Exercise task
In the material below, identify each line bearing the word "with". Reproduce those lines.

Records for processing
┌──

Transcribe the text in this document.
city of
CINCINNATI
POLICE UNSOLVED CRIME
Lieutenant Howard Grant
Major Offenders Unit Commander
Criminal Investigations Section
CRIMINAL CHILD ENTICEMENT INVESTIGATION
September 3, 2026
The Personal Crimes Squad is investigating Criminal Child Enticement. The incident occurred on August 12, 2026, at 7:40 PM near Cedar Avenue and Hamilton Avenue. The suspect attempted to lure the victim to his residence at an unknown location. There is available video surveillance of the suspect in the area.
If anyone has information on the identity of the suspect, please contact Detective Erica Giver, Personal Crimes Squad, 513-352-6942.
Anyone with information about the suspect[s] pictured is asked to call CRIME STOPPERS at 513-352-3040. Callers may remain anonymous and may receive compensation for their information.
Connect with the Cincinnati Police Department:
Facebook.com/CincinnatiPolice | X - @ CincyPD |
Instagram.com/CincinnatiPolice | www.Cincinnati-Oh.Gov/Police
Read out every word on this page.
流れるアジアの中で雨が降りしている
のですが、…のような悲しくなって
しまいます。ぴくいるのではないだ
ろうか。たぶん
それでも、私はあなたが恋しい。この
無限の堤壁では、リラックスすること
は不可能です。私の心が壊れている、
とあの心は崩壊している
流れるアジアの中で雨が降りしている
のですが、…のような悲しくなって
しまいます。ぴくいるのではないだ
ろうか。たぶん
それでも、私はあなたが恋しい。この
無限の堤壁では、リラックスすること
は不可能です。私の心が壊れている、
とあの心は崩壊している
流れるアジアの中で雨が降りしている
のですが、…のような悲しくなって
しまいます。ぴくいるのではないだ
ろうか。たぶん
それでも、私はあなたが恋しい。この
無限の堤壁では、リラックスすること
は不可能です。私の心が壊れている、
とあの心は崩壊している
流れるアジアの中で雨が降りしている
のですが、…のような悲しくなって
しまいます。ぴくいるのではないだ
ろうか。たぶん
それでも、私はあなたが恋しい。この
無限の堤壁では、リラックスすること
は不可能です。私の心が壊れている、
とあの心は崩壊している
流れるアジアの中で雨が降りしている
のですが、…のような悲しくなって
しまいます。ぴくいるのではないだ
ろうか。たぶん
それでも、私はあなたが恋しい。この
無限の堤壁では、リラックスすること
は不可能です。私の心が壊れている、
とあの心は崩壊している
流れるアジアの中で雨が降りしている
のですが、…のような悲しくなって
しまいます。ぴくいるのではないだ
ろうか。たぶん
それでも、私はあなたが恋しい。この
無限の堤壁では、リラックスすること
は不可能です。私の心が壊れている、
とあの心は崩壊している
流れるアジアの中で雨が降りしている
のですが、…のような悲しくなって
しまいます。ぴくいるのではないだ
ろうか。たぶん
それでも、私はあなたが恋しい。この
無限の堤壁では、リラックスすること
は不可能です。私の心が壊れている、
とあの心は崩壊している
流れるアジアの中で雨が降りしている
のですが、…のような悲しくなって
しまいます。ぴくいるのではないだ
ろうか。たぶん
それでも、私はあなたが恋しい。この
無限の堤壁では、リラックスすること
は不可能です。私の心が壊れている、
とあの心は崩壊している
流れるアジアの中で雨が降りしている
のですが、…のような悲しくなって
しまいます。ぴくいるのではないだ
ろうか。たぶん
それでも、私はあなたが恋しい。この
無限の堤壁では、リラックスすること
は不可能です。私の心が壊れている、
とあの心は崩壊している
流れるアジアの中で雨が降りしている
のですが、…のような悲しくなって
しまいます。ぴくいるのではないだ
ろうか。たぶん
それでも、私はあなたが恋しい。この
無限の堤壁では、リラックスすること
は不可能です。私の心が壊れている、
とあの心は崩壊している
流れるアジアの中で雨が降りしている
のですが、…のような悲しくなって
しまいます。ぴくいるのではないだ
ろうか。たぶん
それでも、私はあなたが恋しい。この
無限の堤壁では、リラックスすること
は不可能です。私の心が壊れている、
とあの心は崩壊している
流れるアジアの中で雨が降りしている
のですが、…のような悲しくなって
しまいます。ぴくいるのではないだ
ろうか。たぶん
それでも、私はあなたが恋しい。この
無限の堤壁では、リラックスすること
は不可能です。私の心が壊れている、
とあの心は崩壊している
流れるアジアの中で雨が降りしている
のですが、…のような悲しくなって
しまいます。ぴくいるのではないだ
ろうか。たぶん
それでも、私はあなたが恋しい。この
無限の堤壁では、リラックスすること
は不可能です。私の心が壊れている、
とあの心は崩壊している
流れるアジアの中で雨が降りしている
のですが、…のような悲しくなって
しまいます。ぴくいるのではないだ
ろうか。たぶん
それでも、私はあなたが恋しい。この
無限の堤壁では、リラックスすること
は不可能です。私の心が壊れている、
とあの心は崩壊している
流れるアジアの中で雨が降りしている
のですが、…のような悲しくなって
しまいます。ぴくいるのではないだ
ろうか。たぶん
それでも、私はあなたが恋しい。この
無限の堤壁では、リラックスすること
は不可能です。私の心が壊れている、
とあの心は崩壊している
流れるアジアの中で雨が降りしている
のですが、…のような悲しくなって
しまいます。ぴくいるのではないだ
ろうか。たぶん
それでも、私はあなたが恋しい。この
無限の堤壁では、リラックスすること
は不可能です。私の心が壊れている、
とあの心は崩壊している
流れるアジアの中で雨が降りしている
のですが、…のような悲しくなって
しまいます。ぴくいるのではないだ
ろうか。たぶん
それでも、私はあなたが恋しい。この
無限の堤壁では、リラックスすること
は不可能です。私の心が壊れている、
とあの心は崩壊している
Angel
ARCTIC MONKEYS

└──

Output of the exercise
Anyone with information about the suspect[s] pictured is asked to call CRIME STOPPERS at 513-352-3040. Callers may remain anonymous and may receive compensation for their information.
Connect with the Cincinnati Police Department:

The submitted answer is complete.